====== DATA TO PROCESS ======
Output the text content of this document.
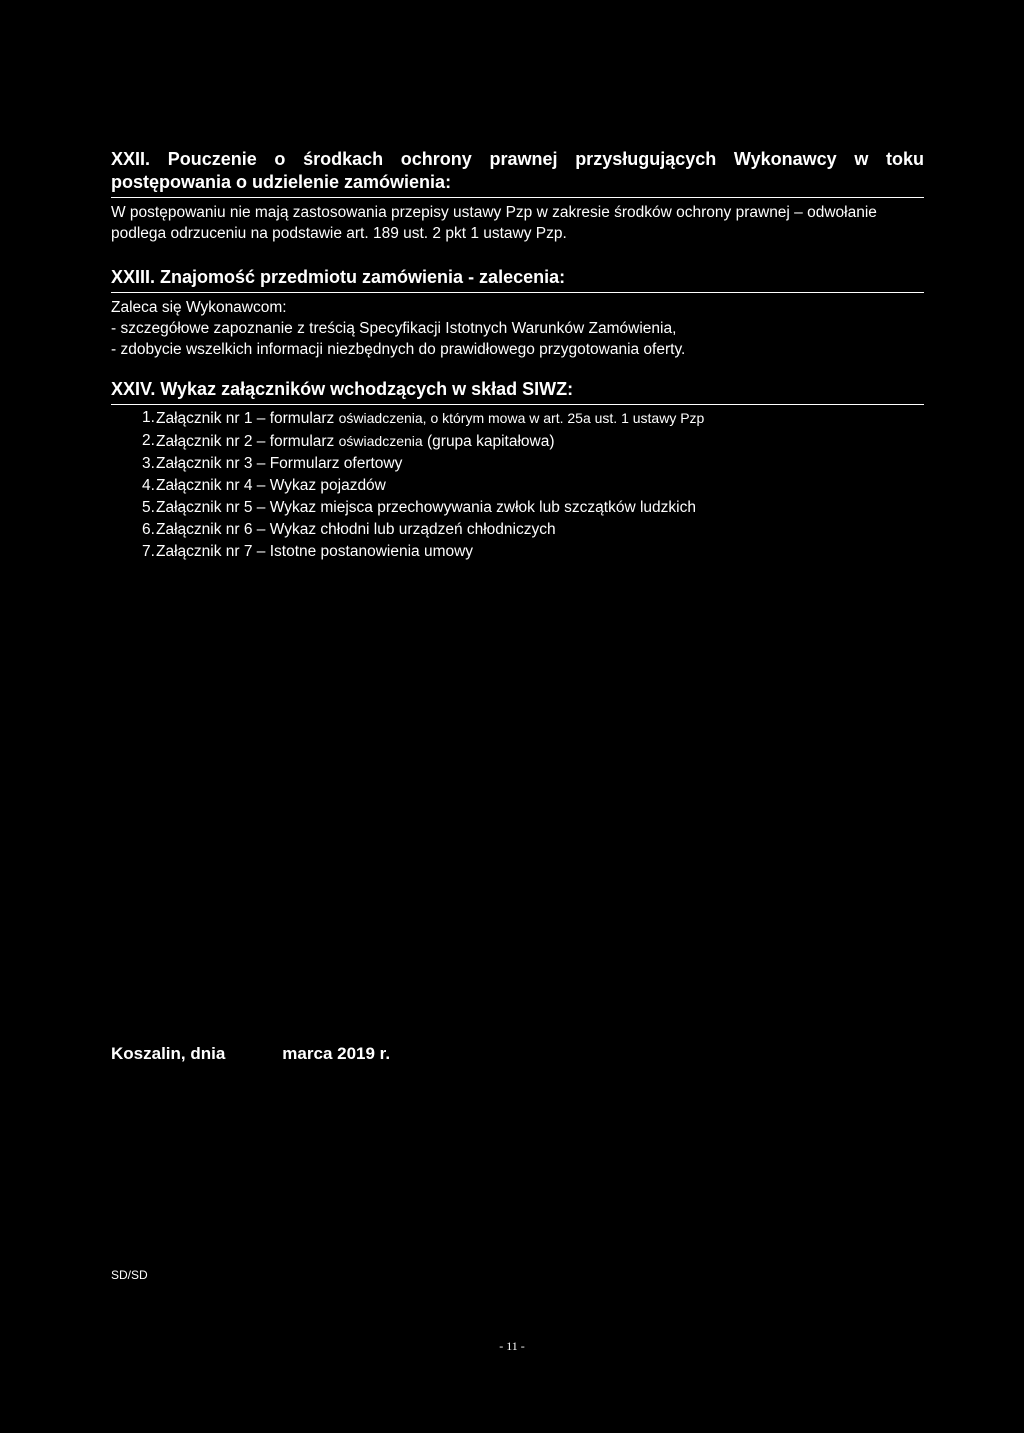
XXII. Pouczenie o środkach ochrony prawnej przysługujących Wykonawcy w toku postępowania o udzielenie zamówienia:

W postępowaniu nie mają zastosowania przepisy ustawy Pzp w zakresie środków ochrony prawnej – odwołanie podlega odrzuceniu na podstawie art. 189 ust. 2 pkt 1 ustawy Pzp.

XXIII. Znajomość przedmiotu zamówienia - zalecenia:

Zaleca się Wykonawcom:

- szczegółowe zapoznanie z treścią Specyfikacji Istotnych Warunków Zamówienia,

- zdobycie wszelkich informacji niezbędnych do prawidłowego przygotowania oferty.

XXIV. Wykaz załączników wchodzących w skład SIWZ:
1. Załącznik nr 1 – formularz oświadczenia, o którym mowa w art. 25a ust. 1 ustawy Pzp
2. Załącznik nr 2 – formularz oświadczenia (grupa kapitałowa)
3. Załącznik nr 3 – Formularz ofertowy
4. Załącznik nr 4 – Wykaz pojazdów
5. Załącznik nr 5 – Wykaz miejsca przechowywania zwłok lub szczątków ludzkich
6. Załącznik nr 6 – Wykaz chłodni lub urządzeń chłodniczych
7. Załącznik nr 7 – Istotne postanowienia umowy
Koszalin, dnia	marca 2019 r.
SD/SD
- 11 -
======
WRITTEN INSTRUCTION: Determine how many lines in the records contain "prawnej", and reply with the number only.

WRITTEN ANSWER: 2